Trecho de origem:
Pesquisadores da Universidade da Flórida, nos Estados Unidos, já anunciaram ter encontrado no Haiti um caso inédito de mayaro , doença caracterizada por uma febre hemorrágica similiar à da chikungunya e que também pode ser disseminada pelo inseto.

Verão

Vice-presidente de Pesquisa e Laboratórios de Referência da Fiocruz, Rodrigo Stabeli alerta que os casos das doenças diminuíram nos últimos meses por conta das condições climáticas infavoráveis ao Aedes aegypti, porém, com a chegada das chuvas e a volta de temperaturas mais altas, é possível que ocorra, novamente, uma alta nos registros. A crise da zika em 2015 levou o país a decretar situação de emergência por causa da microcefalia.

Durante o simpósio The Zika menace in Americas: challenges and perspectives, Maurício Barreto cobrou mais recursos internacionais para a pesquisa sobre o zika vírus e flexibilidade de órgãos reguladores para destravar os estudos.

 “Muitos laboratórios precisam importar e exportar material, como amostra. É comum que uma parte das pesquisas seja feita fora do país e o pesquisador precise mandar sua amostra para Alemanha ou trazer material [desse país]. Esse processo de ida e vinda às vezes leva meses e acontece no caminho de o material se deteriorar, não prestar ou estar envelhecido”, criticou.

Dados exibidos:
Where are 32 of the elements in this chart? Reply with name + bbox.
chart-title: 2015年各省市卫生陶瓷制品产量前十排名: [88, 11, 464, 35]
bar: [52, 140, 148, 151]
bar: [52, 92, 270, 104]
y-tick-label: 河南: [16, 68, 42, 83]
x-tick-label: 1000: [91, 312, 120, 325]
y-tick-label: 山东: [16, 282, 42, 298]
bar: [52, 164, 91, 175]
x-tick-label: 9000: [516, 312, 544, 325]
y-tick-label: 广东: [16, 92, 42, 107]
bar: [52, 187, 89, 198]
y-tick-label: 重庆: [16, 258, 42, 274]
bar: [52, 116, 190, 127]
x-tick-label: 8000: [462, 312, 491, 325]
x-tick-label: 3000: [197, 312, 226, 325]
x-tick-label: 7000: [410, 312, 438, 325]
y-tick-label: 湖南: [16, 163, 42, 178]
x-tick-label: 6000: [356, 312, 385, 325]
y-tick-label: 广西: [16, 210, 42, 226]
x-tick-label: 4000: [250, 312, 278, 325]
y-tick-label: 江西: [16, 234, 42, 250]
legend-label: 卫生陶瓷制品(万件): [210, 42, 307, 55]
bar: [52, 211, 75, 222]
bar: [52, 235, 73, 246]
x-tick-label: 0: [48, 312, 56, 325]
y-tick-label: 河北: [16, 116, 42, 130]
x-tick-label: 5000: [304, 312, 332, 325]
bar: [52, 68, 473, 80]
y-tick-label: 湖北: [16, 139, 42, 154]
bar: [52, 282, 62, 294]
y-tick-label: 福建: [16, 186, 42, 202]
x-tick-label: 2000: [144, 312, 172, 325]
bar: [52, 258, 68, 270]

O problema: Copie integralmente o trecho sobre o zika e o mayaro, sem alterar nada. Os itens não têm relação alguma com o trecho.

Sua resposta:
Pesquisadores da Universidade da Flórida, nos Estados Unidos, já anunciaram ter encontrado no Haiti um caso inédito de mayaro , doença caracterizada por uma febre hemorrágica similiar à da chikungunya e que também pode ser disseminada pelo inseto.

Verão

Vice-presidente de Pesquisa e Laboratórios de Referência da Fiocruz, Rodrigo Stabeli alerta que os casos das doenças diminuíram nos últimos meses por conta das condições climáticas infavoráveis ao Aedes aegypti, porém, com a chegada das chuvas e a volta de temperaturas mais altas, é possível que ocorra, novamente, uma alta nos registros. A crise da zika em 2015 levou o país a decretar situação de emergência por causa da microcefalia.

Durante o simpósio The Zika menace in Americas: challenges and perspectives, Maurício Barreto cobrou mais recursos internacionais para a pesquisa sobre o zika vírus e flexibilidade de órgãos reguladores para destravar os estudos.

 “Muitos laboratórios precisam importar e exportar material, como amostra. É comum que uma parte das pesquisas seja feita fora do país e o pesquisador precise mandar sua amostra para Alemanha ou trazer material [desse país]. Esse processo de ida e vinda às vezes leva meses e acontece no caminho de o material se deteriorar, não prestar ou estar envelhecido”, criticou.